## Goal of the exercise
Output every line of the material exactly, omitting images.

--- The records ---

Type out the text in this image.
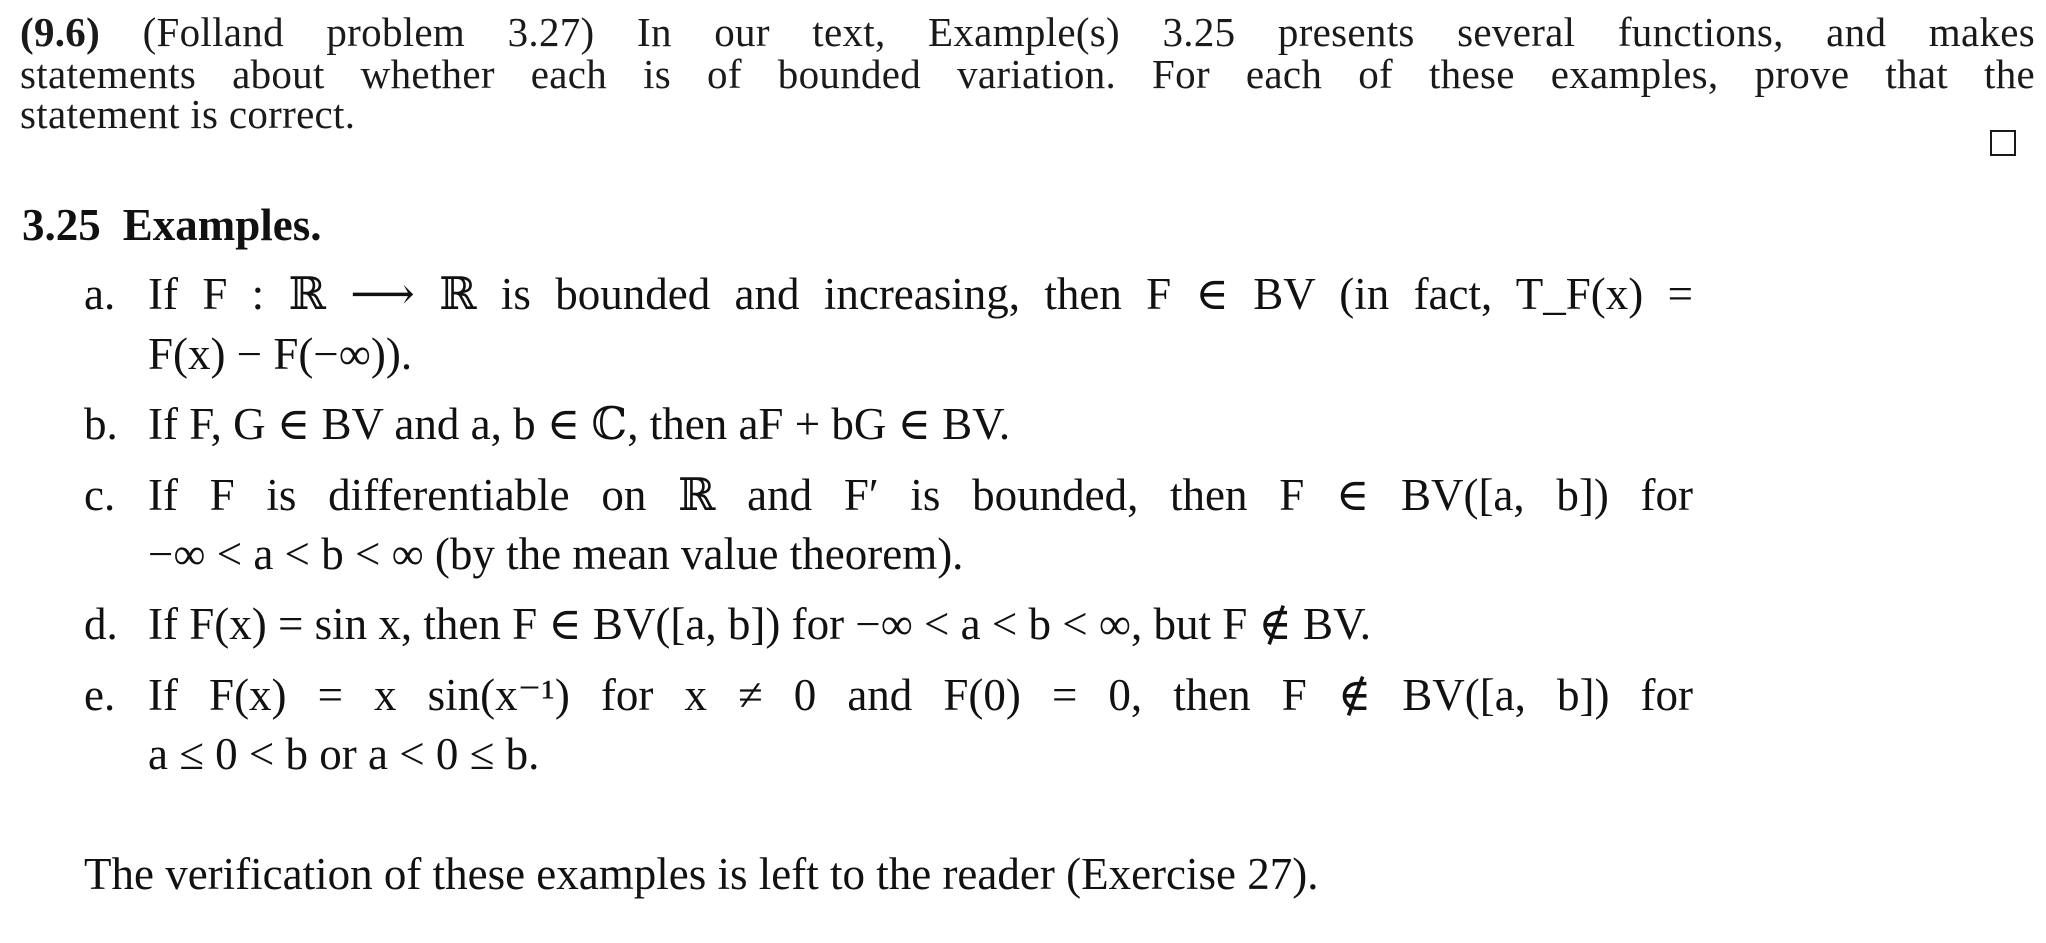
(9.6) (Folland problem 3.27) In our text, Example(s) 3.25 presents several functions, and makes
statements about whether each is of bounded variation. For each of these examples, prove that the
statement is correct.
3.25 Examples.
a. If F : ℝ ⟶ ℝ is bounded and increasing, then F ∈ BV (in fact, T_F(x) =
F(x) − F(−∞)).
b. If F, G ∈ BV and a, b ∈ ℂ, then aF + bG ∈ BV.
c. If F is differentiable on ℝ and F′ is bounded, then F ∈ BV([a, b]) for
−∞ < a < b < ∞ (by the mean value theorem).
d. If F(x) = sin x, then F ∈ BV([a, b]) for −∞ < a < b < ∞, but F ∉ BV.
e. If F(x) = x sin(x⁻¹) for x ≠ 0 and F(0) = 0, then F ∉ BV([a, b]) for
a ≤ 0 < b or a < 0 ≤ b.
The verification of these examples is left to the reader (Exercise 27).
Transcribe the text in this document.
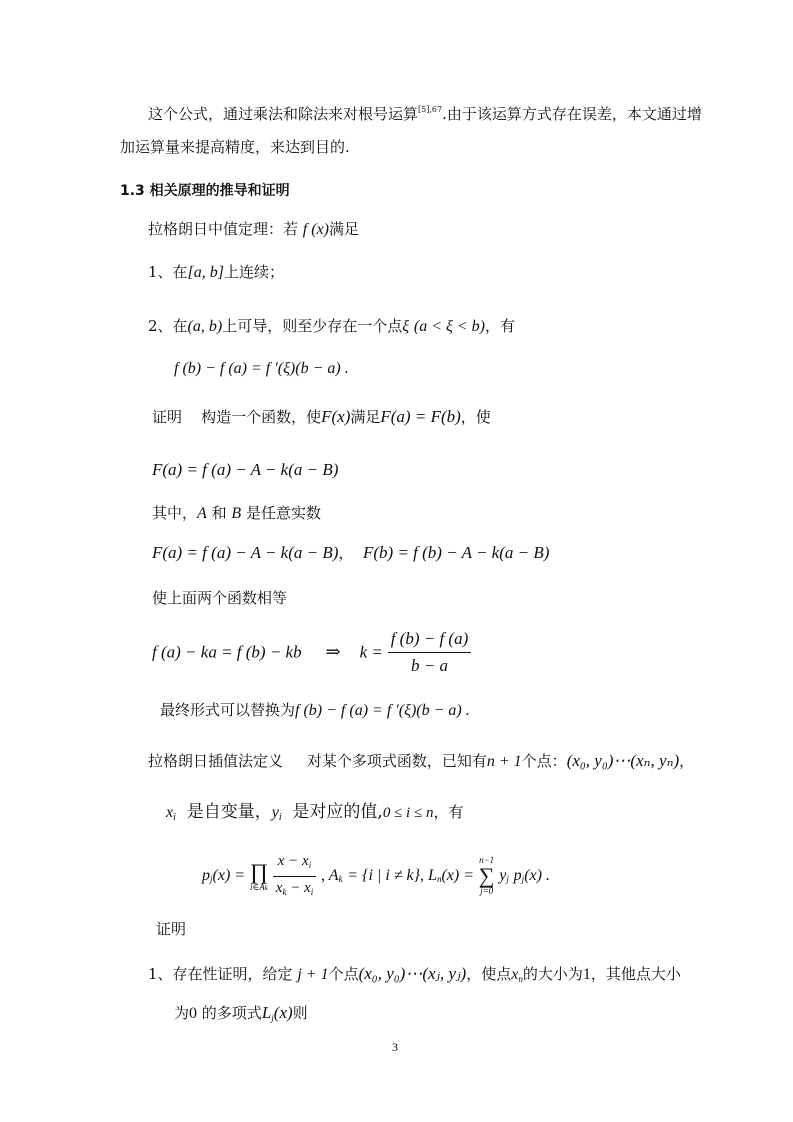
这个公式，通过乘法和除法来对根号运算$^{[5],67}$.由于该运算方式存在误差，本文通过增
加运算量来提高精度，来达到目的.
1.3 相关原理的推导和证明
拉格朗日中值定理：若 f (x)满足
1、在[a, b]上连续；
2、在(a, b)上可导，则至少存在一个点ξ (a < ξ < b)，有
f (b) − f (a) = f ′(ξ)(b − a) .
证明 构造一个函数，使F(x)满足F(a) = F(b)，使
F(a) = f (a) − A − k(a − B)
其中，A 和 B 是任意实数
F(a) = f (a) − A − k(a − B)， F(b) = f (b) − A − k(a − B)
使上面两个函数相等
f (a) − ka = f (b) − kb ⇒ $k = \frac{f (b) - f (a)}{b - a}$
最终形式可以替换为f (b) − f (a) = f ′(ξ)(b − a) .
拉格朗日插值法定义 对某个多项式函数，已知有n + 1个点：(x₀, y₀)⋯(xₙ, yₙ)，
$x_i$ 是自变量，$y_i$ 是对应的值,0 ≤ i ≤ n，有
pj(x) = ∏
i∈Ak
$\frac{x - x_i}{x_k - x_i}$ , Ak = {i | i ≠ k}, Ln(x) =
n−1
∑
j=0
yj pj(x) .
证明
1、存在性证明，给定 j + 1个点(x₀, y₀)⋯(xⱼ, yⱼ)，使点$x_n$的大小为1，其他点大小
为0 的多项式$L_j(x)$则
3
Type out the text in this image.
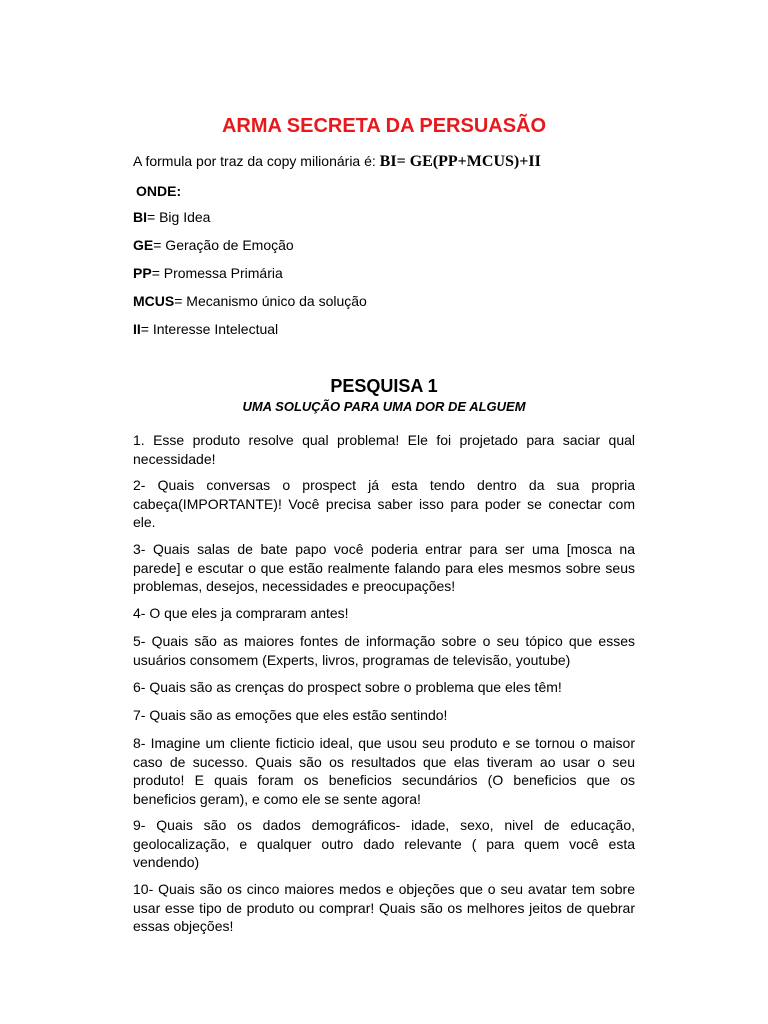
ARMA SECRETA DA PERSUASÃO
A formula por traz da copy milionária é: BI= GE(PP+MCUS)+II
ONDE:
BI= Big Idea
GE= Geração de Emoção
PP= Promessa Primária
MCUS= Mecanismo único da solução
II= Interesse Intelectual
PESQUISA 1
UMA SOLUÇÃO PARA UMA DOR DE ALGUEM

1. Esse produto resolve qual problema! Ele foi projetado para saciar qual necessidade!

2- Quais conversas o prospect já esta tendo dentro da sua propria cabeça(IMPORTANTE)! Você precisa saber isso para poder se conectar com ele.

3- Quais salas de bate papo você poderia entrar para ser uma [mosca na parede] e escutar o que estão realmente falando para eles mesmos sobre seus problemas, desejos, necessidades e preocupações!

4- O que eles ja compraram antes!

5- Quais são as maiores fontes de informação sobre o seu tópico que esses usuários consomem (Experts, livros, programas de televisão, youtube)

6- Quais são as crenças do prospect sobre o problema que eles têm!

7- Quais são as emoções que eles estão sentindo!

8- Imagine um cliente ficticio ideal, que usou seu produto e se tornou o maisor caso de sucesso. Quais são os resultados que elas tiveram ao usar o seu produto! E quais foram os beneficios secundários (O beneficios que os beneficios geram), e como ele se sente agora!

9- Quais são os dados demográficos- idade, sexo, nivel de educação, geolocalização, e qualquer outro dado relevante ( para quem você esta vendendo)

10- Quais são os cinco maiores medos e objeções que o seu avatar tem sobre usar esse tipo de produto ou comprar! Quais são os melhores jeitos de quebrar essas objeções!
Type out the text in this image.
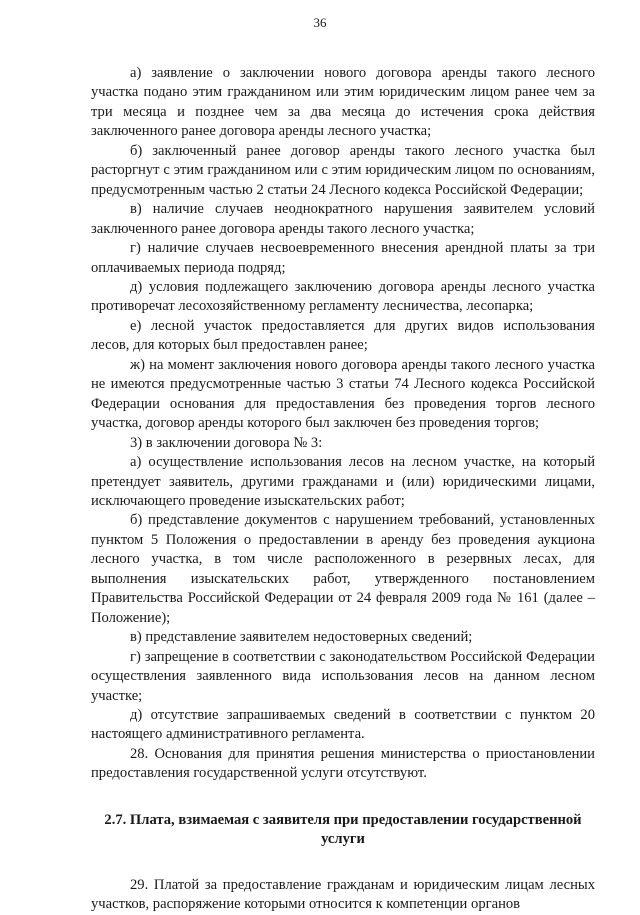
36

а) заявление о заключении нового договора аренды такого лесного участка подано этим гражданином или этим юридическим лицом ранее чем за три месяца и позднее чем за два месяца до истечения срока действия заключенного ранее договора аренды лесного участка;

б) заключенный ранее договор аренды такого лесного участка был расторгнут с этим гражданином или с этим юридическим лицом по основаниям, предусмотренным частью 2 статьи 24 Лесного кодекса Российской Федерации;

в) наличие случаев неоднократного нарушения заявителем условий заключенного ранее договора аренды такого лесного участка;

г) наличие случаев несвоевременного внесения арендной платы за три оплачиваемых периода подряд;

д) условия подлежащего заключению договора аренды лесного участка противоречат лесохозяйственному регламенту лесничества, лесопарка;

е) лесной участок предоставляется для других видов использования лесов, для которых был предоставлен ранее;

ж) на момент заключения нового договора аренды такого лесного участка не имеются предусмотренные частью 3 статьи 74 Лесного кодекса Российской Федерации основания для предоставления без проведения торгов лесного участка, договор аренды которого был заключен без проведения торгов;

3) в заключении договора № 3:

а) осуществление использования лесов на лесном участке, на который претендует заявитель, другими гражданами и (или) юридическими лицами, исключающего проведение изыскательских работ;

б) представление документов с нарушением требований, установленных пунктом 5 Положения о предоставлении в аренду без проведения аукциона лесного участка, в том числе расположенного в резервных лесах, для выполнения изыскательских работ, утвержденного постановлением Правительства Российской Федерации от 24 февраля 2009 года № 161 (далее – Положение);

в) представление заявителем недостоверных сведений;

г) запрещение в соответствии с законодательством Российской Федерации осуществления заявленного вида использования лесов на данном лесном участке;

д) отсутствие запрашиваемых сведений в соответствии с пунктом 20 настоящего административного регламента.

28. Основания для принятия решения министерства о приостановлении предоставления государственной услуги отсутствуют.

2.7. Плата, взимаемая с заявителя при предоставлении государственной услуги

29. Платой за предоставление гражданам и юридическим лицам лесных участков, распоряжение которыми относится к компетенции органов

---

## Final result
Type out the text in this image.
(9.6) (Folland problem 3.27) In our text, Example(s) 3.25 presents several functions, and makes
statements about whether each is of bounded variation. For each of these examples, prove that the
statement is correct.
3.25 Examples.
a. If F : ℝ ⟶ ℝ is bounded and increasing, then F ∈ BV (in fact, T_F(x) =
F(x) − F(−∞)).
b. If F, G ∈ BV and a, b ∈ ℂ, then aF + bG ∈ BV.
c. If F is differentiable on ℝ and F′ is bounded, then F ∈ BV([a, b]) for
−∞ < a < b < ∞ (by the mean value theorem).
d. If F(x) = sin x, then F ∈ BV([a, b]) for −∞ < a < b < ∞, but F ∉ BV.
e. If F(x) = x sin(x⁻¹) for x ≠ 0 and F(0) = 0, then F ∉ BV([a, b]) for
a ≤ 0 < b or a < 0 ≤ b.
The verification of these examples is left to the reader (Exercise 27).
Transcribe the text in this document.
这个公式，通过乘法和除法来对根号运算$^{[5],67}$.由于该运算方式存在误差，本文通过增
加运算量来提高精度，来达到目的.
1.3 相关原理的推导和证明
拉格朗日中值定理：若 f (x)满足
1、在[a, b]上连续；
2、在(a, b)上可导，则至少存在一个点ξ (a < ξ < b)，有
f (b) − f (a) = f ′(ξ)(b − a) .
证明 构造一个函数，使F(x)满足F(a) = F(b)，使
F(a) = f (a) − A − k(a − B)
其中，A 和 B 是任意实数
F(a) = f (a) − A − k(a − B)， F(b) = f (b) − A − k(a − B)
使上面两个函数相等
f (a) − ka = f (b) − kb ⇒ $k = \frac{f (b) - f (a)}{b - a}$
最终形式可以替换为f (b) − f (a) = f ′(ξ)(b − a) .
拉格朗日插值法定义 对某个多项式函数，已知有n + 1个点：(x₀, y₀)⋯(xₙ, yₙ)，
$x_i$ 是自变量，$y_i$ 是对应的值,0 ≤ i ≤ n，有
pj(x) = ∏
i∈Ak
$\frac{x - x_i}{x_k - x_i}$ , Ak = {i | i ≠ k}, Ln(x) =
n−1
∑
j=0
yj pj(x) .
证明
1、存在性证明，给定 j + 1个点(x₀, y₀)⋯(xⱼ, yⱼ)，使点$x_n$的大小为1，其他点大小
为0 的多项式$L_j(x)$则
3
Type out the text in this image.
ARMA SECRETA DA PERSUASÃO
A formula por traz da copy milionária é: BI= GE(PP+MCUS)+II
ONDE:
BI= Big Idea
GE= Geração de Emoção
PP= Promessa Primária
MCUS= Mecanismo único da solução
II= Interesse Intelectual
PESQUISA 1
UMA SOLUÇÃO PARA UMA DOR DE ALGUEM

1. Esse produto resolve qual problema! Ele foi projetado para saciar qual necessidade!

2- Quais conversas o prospect já esta tendo dentro da sua propria cabeça(IMPORTANTE)! Você precisa saber isso para poder se conectar com ele.

3- Quais salas de bate papo você poderia entrar para ser uma [mosca na parede] e escutar o que estão realmente falando para eles mesmos sobre seus problemas, desejos, necessidades e preocupações!

4- O que eles ja compraram antes!

5- Quais são as maiores fontes de informação sobre o seu tópico que esses usuários consomem (Experts, livros, programas de televisão, youtube)

6- Quais são as crenças do prospect sobre o problema que eles têm!

7- Quais são as emoções que eles estão sentindo!

8- Imagine um cliente ficticio ideal, que usou seu produto e se tornou o maisor caso de sucesso. Quais são os resultados que elas tiveram ao usar o seu produto! E quais foram os beneficios secundários (O beneficios que os beneficios geram), e como ele se sente agora!

9- Quais são os dados demográficos- idade, sexo, nivel de educação, geolocalização, e qualquer outro dado relevante ( para quem você esta vendendo)

10- Quais são os cinco maiores medos e objeções que o seu avatar tem sobre usar esse tipo de produto ou comprar! Quais são os melhores jeitos de quebrar essas objeções!
Type out the text in this image.
36

а) заявление о заключении нового договора аренды такого лесного участка подано этим гражданином или этим юридическим лицом ранее чем за три месяца и позднее чем за два месяца до истечения срока действия заключенного ранее договора аренды лесного участка;

б) заключенный ранее договор аренды такого лесного участка был расторгнут с этим гражданином или с этим юридическим лицом по основаниям, предусмотренным частью 2 статьи 24 Лесного кодекса Российской Федерации;

в) наличие случаев неоднократного нарушения заявителем условий заключенного ранее договора аренды такого лесного участка;

г) наличие случаев несвоевременного внесения арендной платы за три оплачиваемых периода подряд;

д) условия подлежащего заключению договора аренды лесного участка противоречат лесохозяйственному регламенту лесничества, лесопарка;

е) лесной участок предоставляется для других видов использования лесов, для которых был предоставлен ранее;

ж) на момент заключения нового договора аренды такого лесного участка не имеются предусмотренные частью 3 статьи 74 Лесного кодекса Российской Федерации основания для предоставления без проведения торгов лесного участка, договор аренды которого был заключен без проведения торгов;

3) в заключении договора № 3:

а) осуществление использования лесов на лесном участке, на который претендует заявитель, другими гражданами и (или) юридическими лицами, исключающего проведение изыскательских работ;

б) представление документов с нарушением требований, установленных пунктом 5 Положения о предоставлении в аренду без проведения аукциона лесного участка, в том числе расположенного в резервных лесах, для выполнения изыскательских работ, утвержденного постановлением Правительства Российской Федерации от 24 февраля 2009 года № 161 (далее – Положение);

в) представление заявителем недостоверных сведений;

г) запрещение в соответствии с законодательством Российской Федерации осуществления заявленного вида использования лесов на данном лесном участке;

д) отсутствие запрашиваемых сведений в соответствии с пунктом 20 настоящего административного регламента.

28. Основания для принятия решения министерства о приостановлении предоставления государственной услуги отсутствуют.

2.7. Плата, взимаемая с заявителя при предоставлении государственной услуги

29. Платой за предоставление гражданам и юридическим лицам лесных участков, распоряжение которыми относится к компетенции органов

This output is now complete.